Task details: The listing below should be printed exactly, every line of it. Skip the pictures.

Data provided:
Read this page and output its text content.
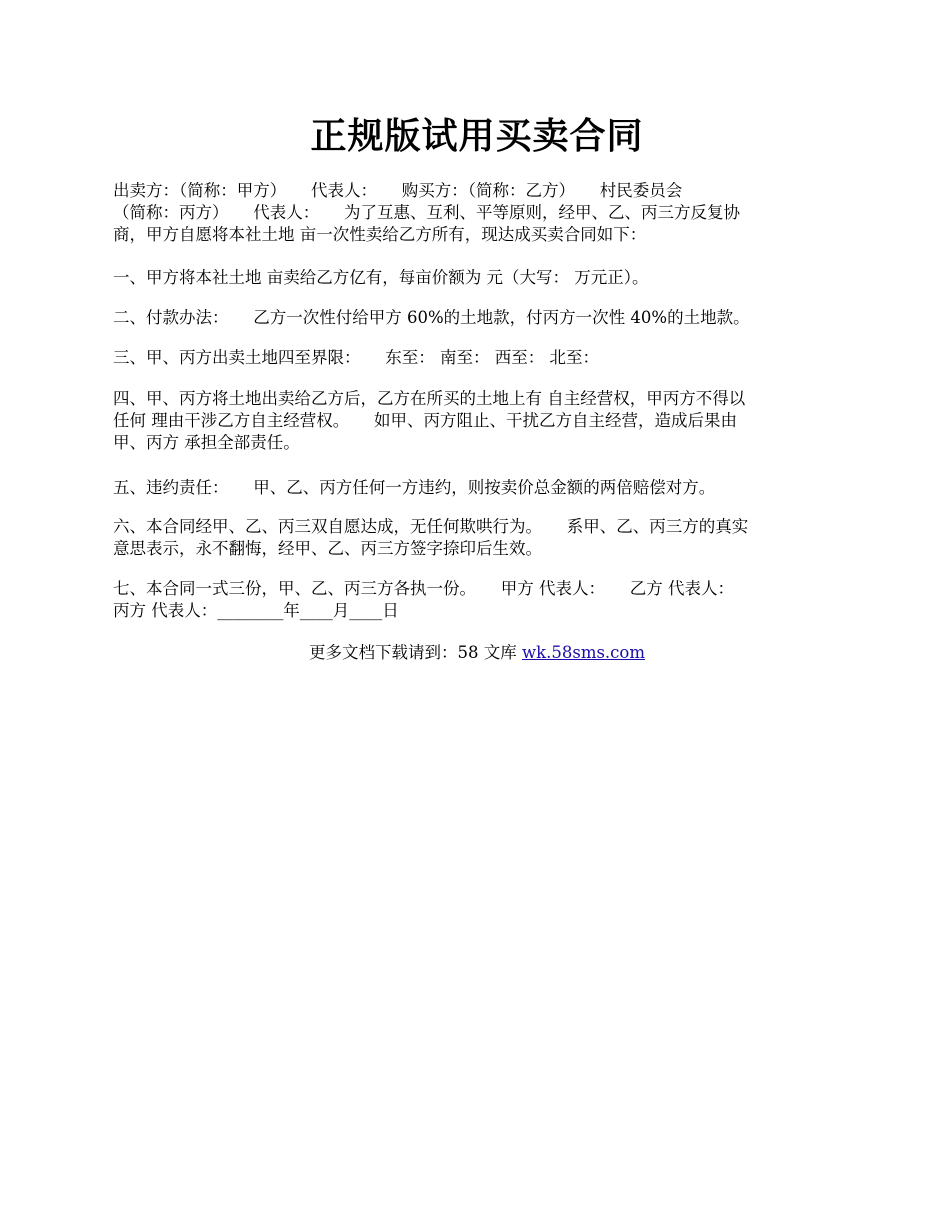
正规版试用买卖合同
出卖方：（简称：甲方）　　代表人：　　购买方：（简称：乙方）　　村民委员会
（简称：丙方）　　代表人：　　为了互惠、互利、平等原则，经甲、乙、丙三方反复协
商，甲方自愿将本社土地 亩一次性卖给乙方所有，现达成买卖合同如下：
一、甲方将本社土地 亩卖给乙方亿有，每亩价额为 元（大写： 万元正）。
二、付款办法：　　乙方一次性付给甲方 60%的土地款，付丙方一次性 40%的土地款。
三、甲、丙方出卖土地四至界限：　　东至： 南至： 西至： 北至：
四、甲、丙方将土地出卖给乙方后，乙方在所买的土地上有 自主经营权，甲丙方不得以
任何 理由干涉乙方自主经营权。　　如甲、丙方阻止、干扰乙方自主经营，造成后果由
甲、丙方 承担全部责任。
五、违约责任：　　甲、乙、丙方任何一方违约，则按卖价总金额的两倍赔偿对方。
六、本合同经甲、乙、丙三双自愿达成，无任何欺哄行为。　　系甲、乙、丙三方的真实
意思表示，永不翻悔，经甲、乙、丙三方签字捺印后生效。
七、本合同一式三份，甲、乙、丙三方各执一份。　　甲方 代表人：　　乙方 代表人：
丙方 代表人：________年____月____日
更多文档下载请到：58 文库 wk.58sms.com
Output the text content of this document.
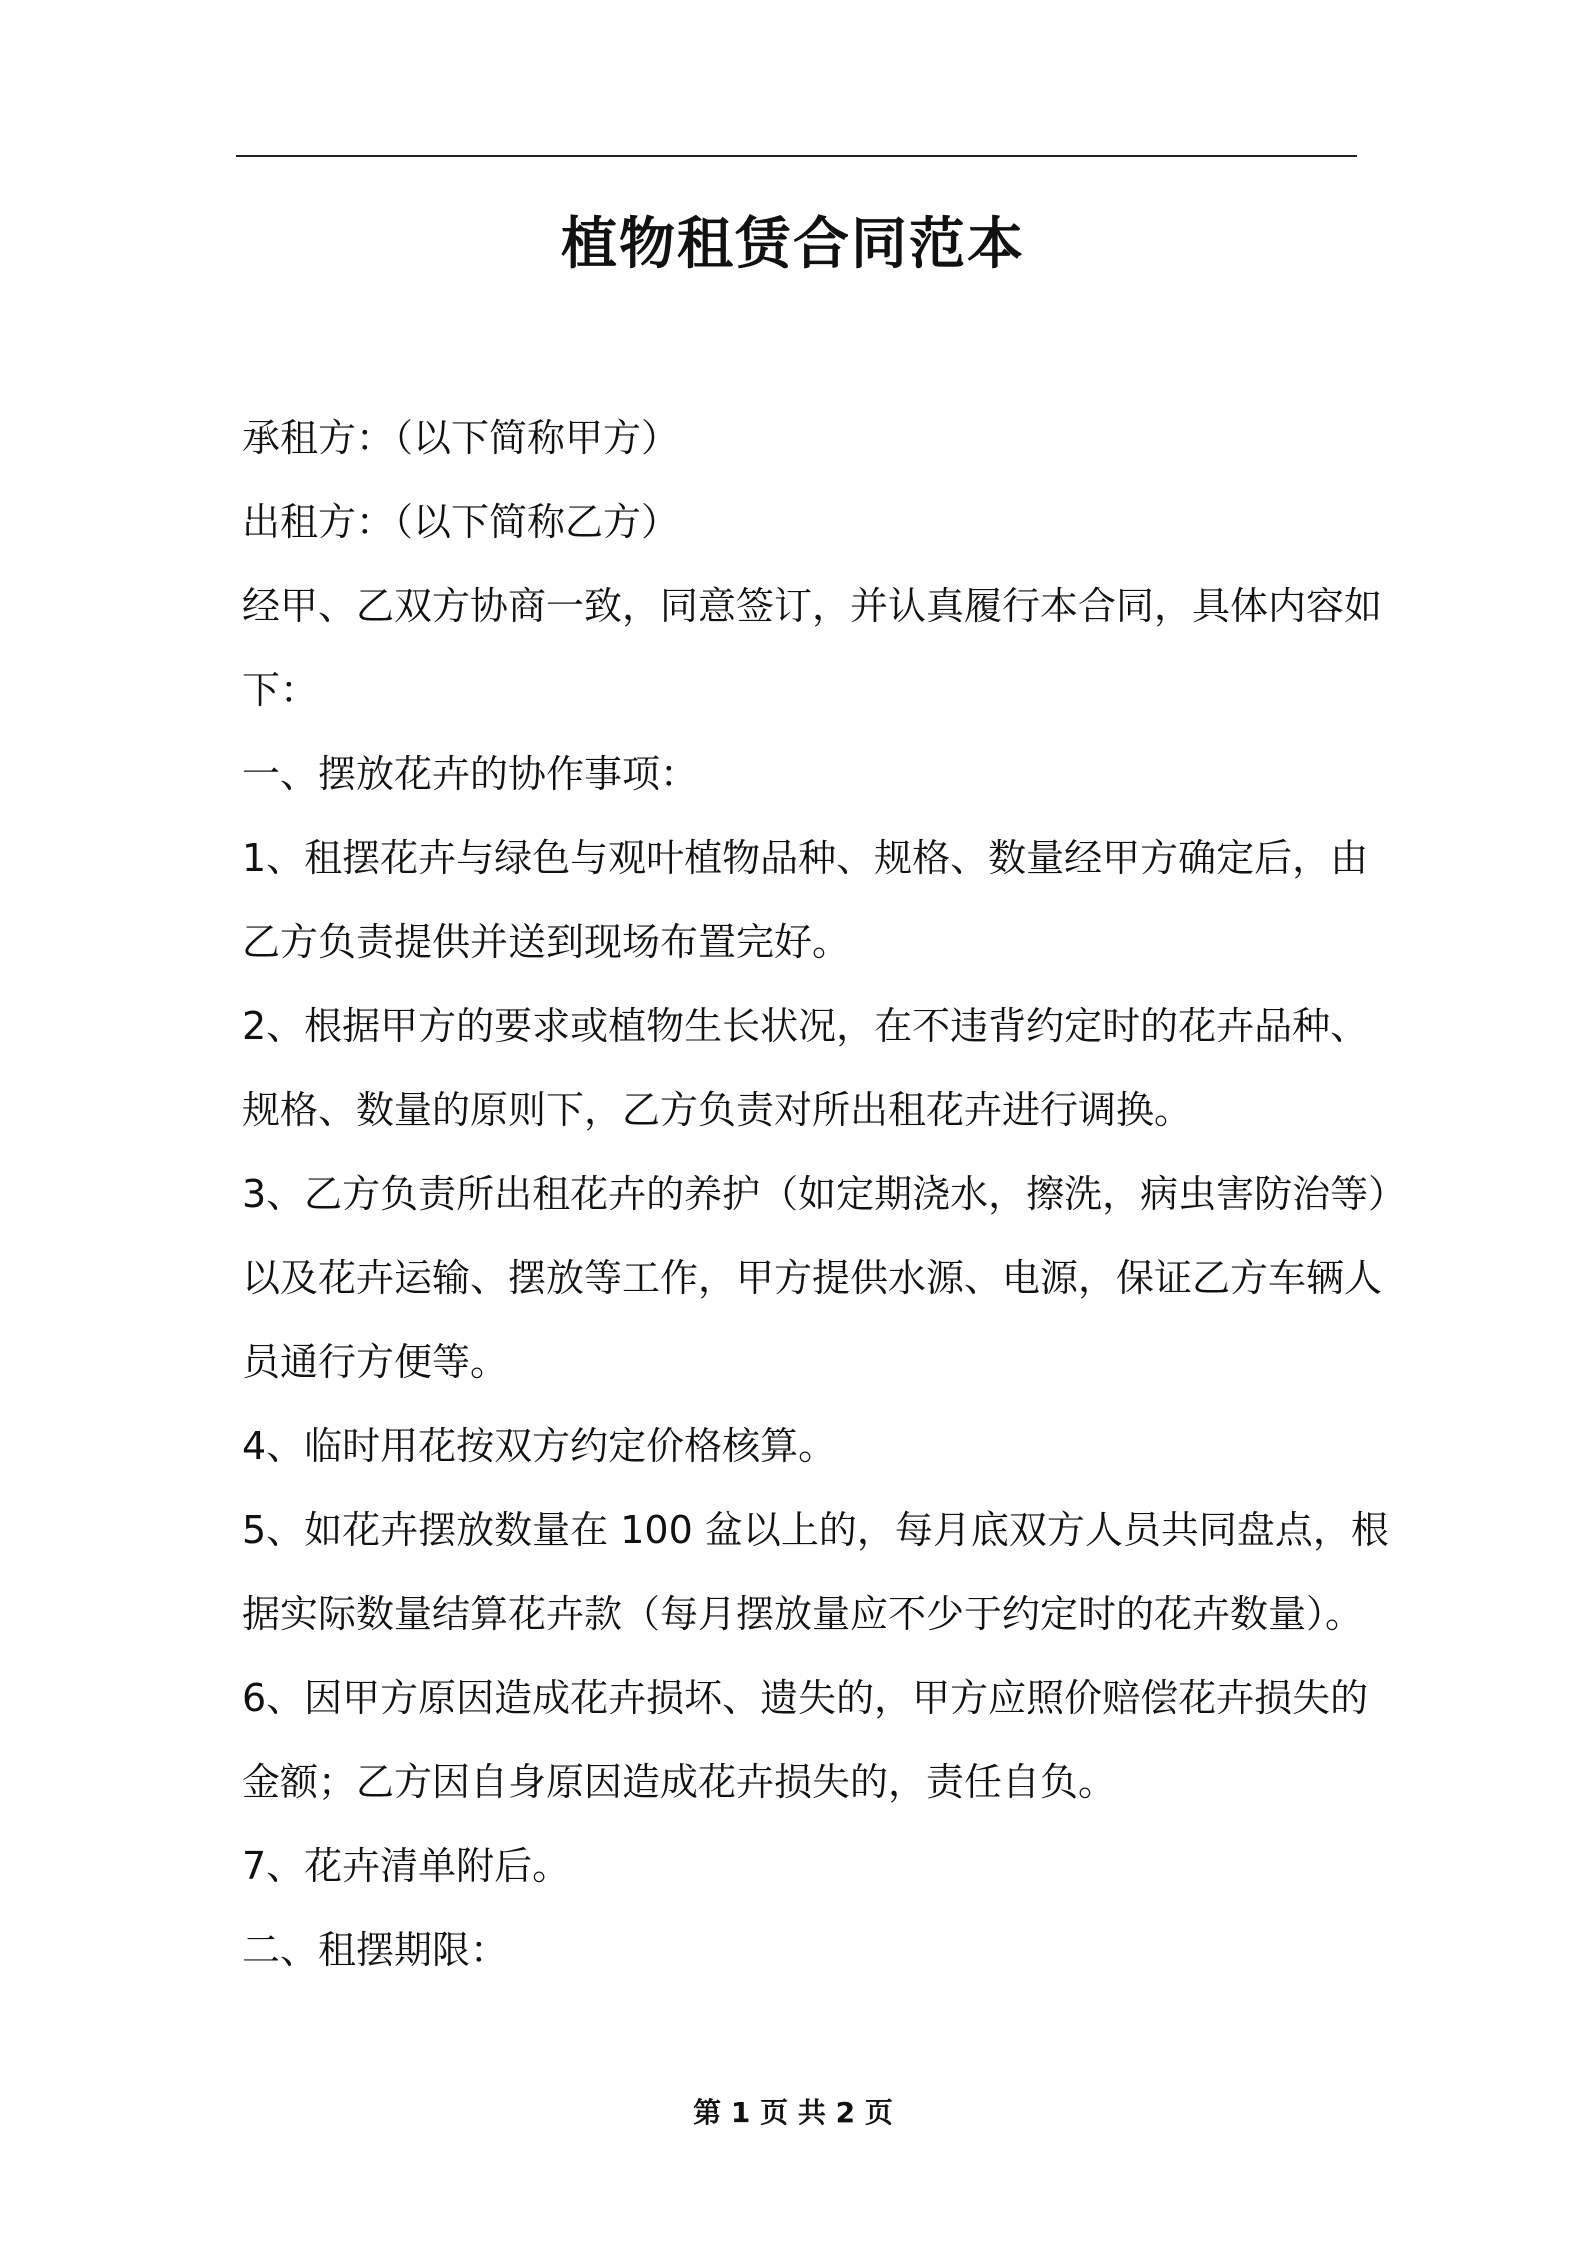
植物租赁合同范本
承租方：（以下简称甲方）
出租方：（以下简称乙方）
经甲、乙双方协商一致，同意签订，并认真履行本合同，具体内容如
下：
一、摆放花卉的协作事项：
1、租摆花卉与绿色与观叶植物品种、规格、数量经甲方确定后，由
乙方负责提供并送到现场布置完好。
2、根据甲方的要求或植物生长状况，在不违背约定时的花卉品种、
规格、数量的原则下，乙方负责对所出租花卉进行调换。
3、乙方负责所出租花卉的养护（如定期浇水，擦洗，病虫害防治等）
以及花卉运输、摆放等工作，甲方提供水源、电源，保证乙方车辆人
员通行方便等。
4、临时用花按双方约定价格核算。
5、如花卉摆放数量在 100 盆以上的，每月底双方人员共同盘点，根
据实际数量结算花卉款（每月摆放量应不少于约定时的花卉数量）。
6、因甲方原因造成花卉损坏、遗失的，甲方应照价赔偿花卉损失的
金额；乙方因自身原因造成花卉损失的，责任自负。
7、花卉清单附后。
二、租摆期限：
第 1 页 共 2 页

Exercise solution:
Read this page and output its text content.
正规版试用买卖合同
出卖方：（简称：甲方）　　代表人：　　购买方：（简称：乙方）　　村民委员会
（简称：丙方）　　代表人：　　为了互惠、互利、平等原则，经甲、乙、丙三方反复协
商，甲方自愿将本社土地 亩一次性卖给乙方所有，现达成买卖合同如下：
一、甲方将本社土地 亩卖给乙方亿有，每亩价额为 元（大写： 万元正）。
二、付款办法：　　乙方一次性付给甲方 60%的土地款，付丙方一次性 40%的土地款。
三、甲、丙方出卖土地四至界限：　　东至： 南至： 西至： 北至：
四、甲、丙方将土地出卖给乙方后，乙方在所买的土地上有 自主经营权，甲丙方不得以
任何 理由干涉乙方自主经营权。　　如甲、丙方阻止、干扰乙方自主经营，造成后果由
甲、丙方 承担全部责任。
五、违约责任：　　甲、乙、丙方任何一方违约，则按卖价总金额的两倍赔偿对方。
六、本合同经甲、乙、丙三双自愿达成，无任何欺哄行为。　　系甲、乙、丙三方的真实
意思表示，永不翻悔，经甲、乙、丙三方签字捺印后生效。
七、本合同一式三份，甲、乙、丙三方各执一份。　　甲方 代表人：　　乙方 代表人：
丙方 代表人：________年____月____日
更多文档下载请到：58 文库 wk.58sms.com
Output the text content of this document.
植物租赁合同范本
承租方：（以下简称甲方）
出租方：（以下简称乙方）
经甲、乙双方协商一致，同意签订，并认真履行本合同，具体内容如
下：
一、摆放花卉的协作事项：
1、租摆花卉与绿色与观叶植物品种、规格、数量经甲方确定后，由
乙方负责提供并送到现场布置完好。
2、根据甲方的要求或植物生长状况，在不违背约定时的花卉品种、
规格、数量的原则下，乙方负责对所出租花卉进行调换。
3、乙方负责所出租花卉的养护（如定期浇水，擦洗，病虫害防治等）
以及花卉运输、摆放等工作，甲方提供水源、电源，保证乙方车辆人
员通行方便等。
4、临时用花按双方约定价格核算。
5、如花卉摆放数量在 100 盆以上的，每月底双方人员共同盘点，根
据实际数量结算花卉款（每月摆放量应不少于约定时的花卉数量）。
6、因甲方原因造成花卉损坏、遗失的，甲方应照价赔偿花卉损失的
金额；乙方因自身原因造成花卉损失的，责任自负。
7、花卉清单附后。
二、租摆期限：
第 1 页 共 2 页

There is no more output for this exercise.